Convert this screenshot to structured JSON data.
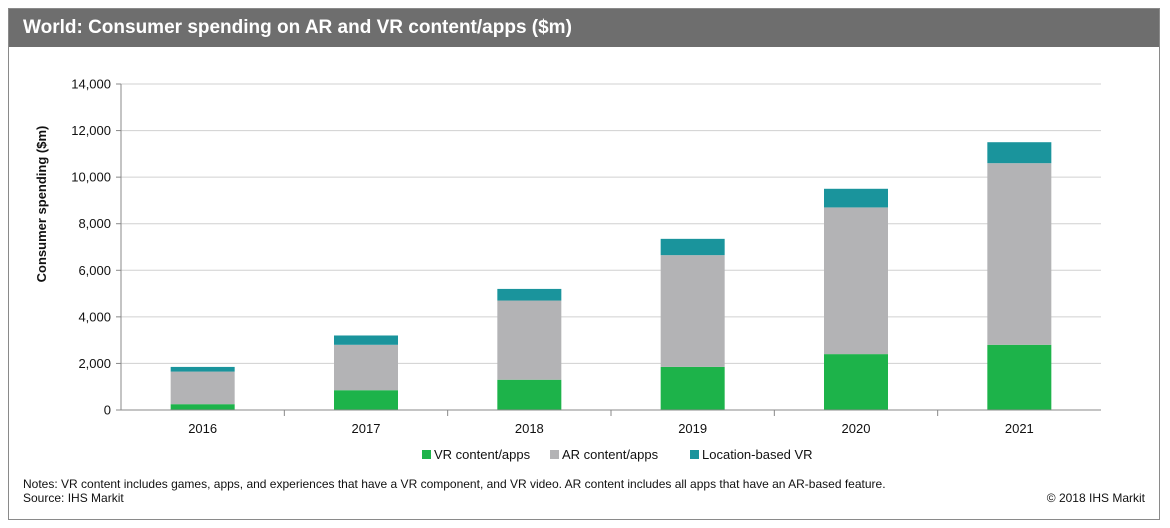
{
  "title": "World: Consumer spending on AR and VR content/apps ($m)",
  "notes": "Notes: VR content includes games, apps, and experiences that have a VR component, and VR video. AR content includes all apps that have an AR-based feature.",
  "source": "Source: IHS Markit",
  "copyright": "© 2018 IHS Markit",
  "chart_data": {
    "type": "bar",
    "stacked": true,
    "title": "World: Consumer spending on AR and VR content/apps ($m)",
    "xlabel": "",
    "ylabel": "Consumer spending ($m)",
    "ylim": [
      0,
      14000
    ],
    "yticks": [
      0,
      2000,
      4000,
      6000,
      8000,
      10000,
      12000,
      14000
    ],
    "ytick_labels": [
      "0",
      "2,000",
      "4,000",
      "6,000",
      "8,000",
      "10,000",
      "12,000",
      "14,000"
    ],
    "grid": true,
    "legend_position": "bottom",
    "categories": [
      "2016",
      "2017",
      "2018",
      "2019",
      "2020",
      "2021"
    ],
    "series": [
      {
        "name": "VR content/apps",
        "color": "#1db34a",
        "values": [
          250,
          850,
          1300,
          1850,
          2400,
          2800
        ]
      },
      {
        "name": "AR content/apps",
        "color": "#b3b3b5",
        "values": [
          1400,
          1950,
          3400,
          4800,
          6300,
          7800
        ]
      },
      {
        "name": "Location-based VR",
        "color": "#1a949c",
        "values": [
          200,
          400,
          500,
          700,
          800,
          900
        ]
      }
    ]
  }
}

######

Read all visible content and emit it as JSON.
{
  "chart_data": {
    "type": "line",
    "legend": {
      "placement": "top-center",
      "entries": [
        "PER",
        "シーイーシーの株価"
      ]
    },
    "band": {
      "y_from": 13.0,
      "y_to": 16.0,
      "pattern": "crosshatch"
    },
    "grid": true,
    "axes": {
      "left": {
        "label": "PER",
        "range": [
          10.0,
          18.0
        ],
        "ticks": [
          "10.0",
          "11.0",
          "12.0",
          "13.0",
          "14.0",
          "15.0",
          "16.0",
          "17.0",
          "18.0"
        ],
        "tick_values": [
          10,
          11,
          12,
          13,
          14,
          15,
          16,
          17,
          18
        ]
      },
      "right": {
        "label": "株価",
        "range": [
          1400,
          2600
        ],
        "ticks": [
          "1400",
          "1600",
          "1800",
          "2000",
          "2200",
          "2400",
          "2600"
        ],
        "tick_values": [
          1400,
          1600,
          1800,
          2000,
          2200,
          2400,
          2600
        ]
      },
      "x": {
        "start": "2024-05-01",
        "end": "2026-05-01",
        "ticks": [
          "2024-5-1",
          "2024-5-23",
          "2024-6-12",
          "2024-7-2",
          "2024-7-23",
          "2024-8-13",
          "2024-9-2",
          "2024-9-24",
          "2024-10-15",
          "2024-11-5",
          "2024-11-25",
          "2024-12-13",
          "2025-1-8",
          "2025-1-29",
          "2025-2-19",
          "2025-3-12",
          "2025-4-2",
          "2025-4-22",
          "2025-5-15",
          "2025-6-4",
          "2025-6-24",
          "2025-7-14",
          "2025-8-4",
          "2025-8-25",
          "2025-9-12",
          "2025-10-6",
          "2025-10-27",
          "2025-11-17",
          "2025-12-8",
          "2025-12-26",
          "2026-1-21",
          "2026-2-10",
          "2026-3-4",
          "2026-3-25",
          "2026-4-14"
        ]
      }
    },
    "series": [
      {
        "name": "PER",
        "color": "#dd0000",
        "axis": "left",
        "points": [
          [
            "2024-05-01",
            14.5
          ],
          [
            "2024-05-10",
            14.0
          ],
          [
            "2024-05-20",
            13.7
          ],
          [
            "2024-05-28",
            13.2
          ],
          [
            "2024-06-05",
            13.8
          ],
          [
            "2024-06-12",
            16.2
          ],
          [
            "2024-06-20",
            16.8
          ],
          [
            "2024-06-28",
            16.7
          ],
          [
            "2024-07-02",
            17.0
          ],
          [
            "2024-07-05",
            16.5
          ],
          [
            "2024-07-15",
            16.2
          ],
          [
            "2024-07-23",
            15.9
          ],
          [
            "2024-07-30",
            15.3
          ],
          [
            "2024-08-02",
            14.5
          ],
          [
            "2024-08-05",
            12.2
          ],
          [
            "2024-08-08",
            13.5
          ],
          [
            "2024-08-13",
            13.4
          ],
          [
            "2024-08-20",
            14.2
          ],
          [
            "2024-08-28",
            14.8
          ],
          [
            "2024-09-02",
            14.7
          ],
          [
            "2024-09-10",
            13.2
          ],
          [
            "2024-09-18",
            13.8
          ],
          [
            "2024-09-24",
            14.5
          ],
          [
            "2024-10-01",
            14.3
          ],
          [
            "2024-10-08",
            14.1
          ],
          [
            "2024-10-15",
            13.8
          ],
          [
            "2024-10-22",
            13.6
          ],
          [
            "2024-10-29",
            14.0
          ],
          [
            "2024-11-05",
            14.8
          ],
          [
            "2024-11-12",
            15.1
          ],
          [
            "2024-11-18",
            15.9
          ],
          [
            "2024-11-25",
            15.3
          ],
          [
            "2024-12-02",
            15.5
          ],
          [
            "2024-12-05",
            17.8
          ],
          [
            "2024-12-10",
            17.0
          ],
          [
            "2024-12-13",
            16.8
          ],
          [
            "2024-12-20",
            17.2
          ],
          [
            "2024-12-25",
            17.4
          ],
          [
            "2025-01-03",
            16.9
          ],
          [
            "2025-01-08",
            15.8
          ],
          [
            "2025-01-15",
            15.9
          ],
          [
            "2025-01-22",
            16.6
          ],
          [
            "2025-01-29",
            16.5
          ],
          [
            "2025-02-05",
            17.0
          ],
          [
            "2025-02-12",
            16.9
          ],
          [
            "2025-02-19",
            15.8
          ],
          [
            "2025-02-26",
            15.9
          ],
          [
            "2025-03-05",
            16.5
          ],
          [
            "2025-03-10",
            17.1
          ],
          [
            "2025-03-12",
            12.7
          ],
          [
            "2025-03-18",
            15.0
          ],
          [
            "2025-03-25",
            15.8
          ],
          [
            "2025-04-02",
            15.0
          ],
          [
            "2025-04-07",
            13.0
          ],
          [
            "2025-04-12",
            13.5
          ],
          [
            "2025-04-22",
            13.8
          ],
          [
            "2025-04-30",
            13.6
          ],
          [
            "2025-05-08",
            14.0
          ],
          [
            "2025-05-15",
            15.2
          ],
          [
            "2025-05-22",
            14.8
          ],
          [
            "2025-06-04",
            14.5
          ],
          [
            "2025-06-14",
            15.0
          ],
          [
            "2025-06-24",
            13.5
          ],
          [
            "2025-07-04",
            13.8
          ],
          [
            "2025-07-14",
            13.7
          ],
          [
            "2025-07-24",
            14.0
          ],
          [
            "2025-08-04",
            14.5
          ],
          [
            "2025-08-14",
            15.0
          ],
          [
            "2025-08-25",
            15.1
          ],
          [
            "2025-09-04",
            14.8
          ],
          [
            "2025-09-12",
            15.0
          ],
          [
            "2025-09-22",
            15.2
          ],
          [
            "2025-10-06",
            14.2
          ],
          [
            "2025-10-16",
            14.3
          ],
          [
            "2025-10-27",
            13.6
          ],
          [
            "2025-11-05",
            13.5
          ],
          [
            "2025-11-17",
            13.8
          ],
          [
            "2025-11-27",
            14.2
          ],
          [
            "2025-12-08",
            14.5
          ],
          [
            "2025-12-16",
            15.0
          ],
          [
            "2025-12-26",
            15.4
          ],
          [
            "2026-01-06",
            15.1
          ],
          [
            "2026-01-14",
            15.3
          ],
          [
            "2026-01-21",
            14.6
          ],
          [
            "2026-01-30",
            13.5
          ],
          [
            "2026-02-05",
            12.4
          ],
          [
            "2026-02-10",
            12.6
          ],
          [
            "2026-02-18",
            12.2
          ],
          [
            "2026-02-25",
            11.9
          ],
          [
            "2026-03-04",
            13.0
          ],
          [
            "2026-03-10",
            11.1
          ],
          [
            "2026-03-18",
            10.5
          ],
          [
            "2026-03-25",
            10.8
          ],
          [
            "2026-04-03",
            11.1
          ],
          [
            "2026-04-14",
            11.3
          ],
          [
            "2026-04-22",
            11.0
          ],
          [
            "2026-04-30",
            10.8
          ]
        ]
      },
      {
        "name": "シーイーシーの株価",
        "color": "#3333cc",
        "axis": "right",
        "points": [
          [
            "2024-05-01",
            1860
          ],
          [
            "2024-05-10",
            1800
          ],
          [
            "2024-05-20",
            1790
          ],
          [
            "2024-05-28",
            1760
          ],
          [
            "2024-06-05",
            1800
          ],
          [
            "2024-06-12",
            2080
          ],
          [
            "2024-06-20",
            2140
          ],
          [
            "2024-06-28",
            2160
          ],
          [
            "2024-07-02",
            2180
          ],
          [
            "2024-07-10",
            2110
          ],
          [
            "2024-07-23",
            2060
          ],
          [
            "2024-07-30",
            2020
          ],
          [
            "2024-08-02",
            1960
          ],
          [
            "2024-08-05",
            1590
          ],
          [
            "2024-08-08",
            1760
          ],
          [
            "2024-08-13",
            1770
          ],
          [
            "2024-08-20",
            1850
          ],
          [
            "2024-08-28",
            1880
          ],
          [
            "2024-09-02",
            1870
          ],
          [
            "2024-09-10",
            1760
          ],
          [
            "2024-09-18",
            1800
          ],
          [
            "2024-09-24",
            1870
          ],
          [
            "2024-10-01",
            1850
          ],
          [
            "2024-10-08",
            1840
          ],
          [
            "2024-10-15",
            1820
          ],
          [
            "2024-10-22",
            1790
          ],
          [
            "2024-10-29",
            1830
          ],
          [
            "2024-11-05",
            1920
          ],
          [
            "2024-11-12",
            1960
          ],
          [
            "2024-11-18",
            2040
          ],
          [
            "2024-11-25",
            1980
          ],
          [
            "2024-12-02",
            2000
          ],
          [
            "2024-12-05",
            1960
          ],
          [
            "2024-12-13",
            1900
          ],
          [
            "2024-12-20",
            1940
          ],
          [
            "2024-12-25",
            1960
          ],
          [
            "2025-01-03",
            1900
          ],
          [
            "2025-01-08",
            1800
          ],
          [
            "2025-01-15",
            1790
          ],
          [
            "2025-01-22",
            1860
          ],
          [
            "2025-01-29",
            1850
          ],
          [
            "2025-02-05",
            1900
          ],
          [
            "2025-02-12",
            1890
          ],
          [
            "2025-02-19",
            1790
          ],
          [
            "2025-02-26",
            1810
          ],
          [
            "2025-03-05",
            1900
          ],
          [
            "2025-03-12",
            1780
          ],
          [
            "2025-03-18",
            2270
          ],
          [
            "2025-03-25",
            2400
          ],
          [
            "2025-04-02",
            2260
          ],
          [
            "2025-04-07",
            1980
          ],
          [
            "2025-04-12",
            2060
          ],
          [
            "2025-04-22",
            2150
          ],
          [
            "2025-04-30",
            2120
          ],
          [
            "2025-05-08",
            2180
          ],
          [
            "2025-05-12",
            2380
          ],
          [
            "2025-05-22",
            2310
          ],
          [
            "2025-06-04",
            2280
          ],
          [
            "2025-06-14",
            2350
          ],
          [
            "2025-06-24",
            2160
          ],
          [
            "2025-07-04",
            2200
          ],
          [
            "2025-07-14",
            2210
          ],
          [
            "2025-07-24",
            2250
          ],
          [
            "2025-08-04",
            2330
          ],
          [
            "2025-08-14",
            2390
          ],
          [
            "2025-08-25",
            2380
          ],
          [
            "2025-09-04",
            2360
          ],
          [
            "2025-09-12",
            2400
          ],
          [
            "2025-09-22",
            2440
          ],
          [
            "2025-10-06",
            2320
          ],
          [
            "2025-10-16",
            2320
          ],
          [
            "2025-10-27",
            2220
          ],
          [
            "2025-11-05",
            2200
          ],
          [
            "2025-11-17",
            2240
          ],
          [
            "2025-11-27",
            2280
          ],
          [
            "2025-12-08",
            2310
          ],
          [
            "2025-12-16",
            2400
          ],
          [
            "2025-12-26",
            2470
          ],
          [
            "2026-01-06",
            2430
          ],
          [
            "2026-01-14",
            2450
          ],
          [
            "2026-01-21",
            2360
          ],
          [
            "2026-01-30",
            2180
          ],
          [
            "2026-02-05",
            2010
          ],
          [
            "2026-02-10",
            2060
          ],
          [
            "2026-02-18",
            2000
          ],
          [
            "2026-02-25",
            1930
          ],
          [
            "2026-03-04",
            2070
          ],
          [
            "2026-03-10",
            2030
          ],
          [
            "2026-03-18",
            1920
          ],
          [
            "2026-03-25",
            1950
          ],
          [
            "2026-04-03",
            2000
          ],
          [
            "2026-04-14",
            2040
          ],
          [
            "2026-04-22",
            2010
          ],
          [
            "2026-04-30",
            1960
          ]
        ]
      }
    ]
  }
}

######

To be done: List all lines in the material containing the string "apps".

Exercise output:
  "title": "World: Consumer spending on AR and VR content/apps ($m)",
  "notes": "Notes: VR content includes games, apps, and experiences that have a VR component, and VR video. AR content includes all apps that have an AR-based feature.",
    "title": "World: Consumer spending on AR and VR content/apps ($m)",
        "name": "VR content/apps",
        "name": "AR content/apps",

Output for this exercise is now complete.